TO DO: Will you quote all of the entries, word for word?

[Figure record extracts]
begin

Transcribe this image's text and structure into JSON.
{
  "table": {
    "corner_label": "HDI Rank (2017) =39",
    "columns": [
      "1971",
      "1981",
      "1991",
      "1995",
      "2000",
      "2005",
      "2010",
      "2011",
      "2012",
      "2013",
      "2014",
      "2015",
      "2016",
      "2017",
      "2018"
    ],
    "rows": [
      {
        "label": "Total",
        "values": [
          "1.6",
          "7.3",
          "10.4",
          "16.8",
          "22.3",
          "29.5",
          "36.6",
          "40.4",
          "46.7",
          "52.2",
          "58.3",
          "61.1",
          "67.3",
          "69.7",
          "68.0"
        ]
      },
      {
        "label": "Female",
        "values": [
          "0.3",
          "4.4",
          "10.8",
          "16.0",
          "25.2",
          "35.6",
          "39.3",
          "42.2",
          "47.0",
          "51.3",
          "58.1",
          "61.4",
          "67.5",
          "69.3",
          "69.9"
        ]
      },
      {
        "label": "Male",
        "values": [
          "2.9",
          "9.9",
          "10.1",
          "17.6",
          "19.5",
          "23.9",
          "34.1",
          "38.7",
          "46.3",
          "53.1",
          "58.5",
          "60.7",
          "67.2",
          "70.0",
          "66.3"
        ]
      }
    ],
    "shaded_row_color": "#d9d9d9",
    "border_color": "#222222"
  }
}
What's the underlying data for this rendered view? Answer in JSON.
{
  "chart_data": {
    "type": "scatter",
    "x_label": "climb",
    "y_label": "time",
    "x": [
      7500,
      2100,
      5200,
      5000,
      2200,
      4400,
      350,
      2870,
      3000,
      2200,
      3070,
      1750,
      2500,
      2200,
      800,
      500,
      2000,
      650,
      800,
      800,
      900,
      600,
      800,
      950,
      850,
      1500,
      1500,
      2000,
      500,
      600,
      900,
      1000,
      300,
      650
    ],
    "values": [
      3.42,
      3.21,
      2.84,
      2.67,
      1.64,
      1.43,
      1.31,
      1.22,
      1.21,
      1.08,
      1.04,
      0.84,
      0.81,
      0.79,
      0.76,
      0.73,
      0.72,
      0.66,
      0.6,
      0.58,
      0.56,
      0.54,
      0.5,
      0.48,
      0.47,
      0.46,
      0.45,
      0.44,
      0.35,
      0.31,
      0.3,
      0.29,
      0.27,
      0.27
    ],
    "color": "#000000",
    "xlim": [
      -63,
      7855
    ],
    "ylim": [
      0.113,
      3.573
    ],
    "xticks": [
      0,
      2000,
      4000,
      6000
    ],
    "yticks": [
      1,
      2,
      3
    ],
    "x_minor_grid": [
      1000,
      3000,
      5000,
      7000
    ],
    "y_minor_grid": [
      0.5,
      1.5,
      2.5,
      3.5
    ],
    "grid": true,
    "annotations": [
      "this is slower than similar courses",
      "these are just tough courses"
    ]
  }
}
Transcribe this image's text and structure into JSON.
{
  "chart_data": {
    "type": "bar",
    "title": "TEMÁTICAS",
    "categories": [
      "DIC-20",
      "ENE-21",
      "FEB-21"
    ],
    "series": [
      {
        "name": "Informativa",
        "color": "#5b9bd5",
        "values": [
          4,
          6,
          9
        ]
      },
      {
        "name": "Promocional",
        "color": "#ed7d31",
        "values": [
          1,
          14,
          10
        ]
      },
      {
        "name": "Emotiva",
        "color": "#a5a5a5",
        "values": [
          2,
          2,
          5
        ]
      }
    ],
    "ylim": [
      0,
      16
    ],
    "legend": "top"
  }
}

end

PROBLEM SOLUTION:
Transcribe this image's text and structure into JSON.
{
  "table": {
    "corner_label": "HDI Rank (2017) =39",
    "columns": [
      "1971",
      "1981",
      "1991",
      "1995",
      "2000",
      "2005",
      "2010",
      "2011",
      "2012",
      "2013",
      "2014",
      "2015",
      "2016",
      "2017",
      "2018"
    ],
    "rows": [
      {
        "label": "Total",
        "values": [
          "1.6",
          "7.3",
          "10.4",
          "16.8",
          "22.3",
          "29.5",
          "36.6",
          "40.4",
          "46.7",
          "52.2",
          "58.3",
          "61.1",
          "67.3",
          "69.7",
          "68.0"
        ]
      },
      {
        "label": "Female",
        "values": [
          "0.3",
          "4.4",
          "10.8",
          "16.0",
          "25.2",
          "35.6",
          "39.3",
          "42.2",
          "47.0",
          "51.3",
          "58.1",
          "61.4",
          "67.5",
          "69.3",
          "69.9"
        ]
      },
      {
        "label": "Male",
        "values": [
          "2.9",
          "9.9",
          "10.1",
          "17.6",
          "19.5",
          "23.9",
          "34.1",
          "38.7",
          "46.3",
          "53.1",
          "58.5",
          "60.7",
          "67.2",
          "70.0",
          "66.3"
        ]
      }
    ],
    "shaded_row_color": "#d9d9d9",
    "border_color": "#222222"
  }
}
What's the underlying data for this rendered view? Answer in JSON.
{
  "chart_data": {
    "type": "scatter",
    "x_label": "climb",
    "y_label": "time",
    "x": [
      7500,
      2100,
      5200,
      5000,
      2200,
      4400,
      350,
      2870,
      3000,
      2200,
      3070,
      1750,
      2500,
      2200,
      800,
      500,
      2000,
      650,
      800,
      800,
      900,
      600,
      800,
      950,
      850,
      1500,
      1500,
      2000,
      500,
      600,
      900,
      1000,
      300,
      650
    ],
    "values": [
      3.42,
      3.21,
      2.84,
      2.67,
      1.64,
      1.43,
      1.31,
      1.22,
      1.21,
      1.08,
      1.04,
      0.84,
      0.81,
      0.79,
      0.76,
      0.73,
      0.72,
      0.66,
      0.6,
      0.58,
      0.56,
      0.54,
      0.5,
      0.48,
      0.47,
      0.46,
      0.45,
      0.44,
      0.35,
      0.31,
      0.3,
      0.29,
      0.27,
      0.27
    ],
    "color": "#000000",
    "xlim": [
      -63,
      7855
    ],
    "ylim": [
      0.113,
      3.573
    ],
    "xticks": [
      0,
      2000,
      4000,
      6000
    ],
    "yticks": [
      1,
      2,
      3
    ],
    "x_minor_grid": [
      1000,
      3000,
      5000,
      7000
    ],
    "y_minor_grid": [
      0.5,
      1.5,
      2.5,
      3.5
    ],
    "grid": true,
    "annotations": [
      "this is slower than similar courses",
      "these are just tough courses"
    ]
  }
}
Transcribe this image's text and structure into JSON.
{
  "chart_data": {
    "type": "bar",
    "title": "TEMÁTICAS",
    "categories": [
      "DIC-20",
      "ENE-21",
      "FEB-21"
    ],
    "series": [
      {
        "name": "Informativa",
        "color": "#5b9bd5",
        "values": [
          4,
          6,
          9
        ]
      },
      {
        "name": "Promocional",
        "color": "#ed7d31",
        "values": [
          1,
          14,
          10
        ]
      },
      {
        "name": "Emotiva",
        "color": "#a5a5a5",
        "values": [
          2,
          2,
          5
        ]
      }
    ],
    "ylim": [
      0,
      16
    ],
    "legend": "top"
  }
}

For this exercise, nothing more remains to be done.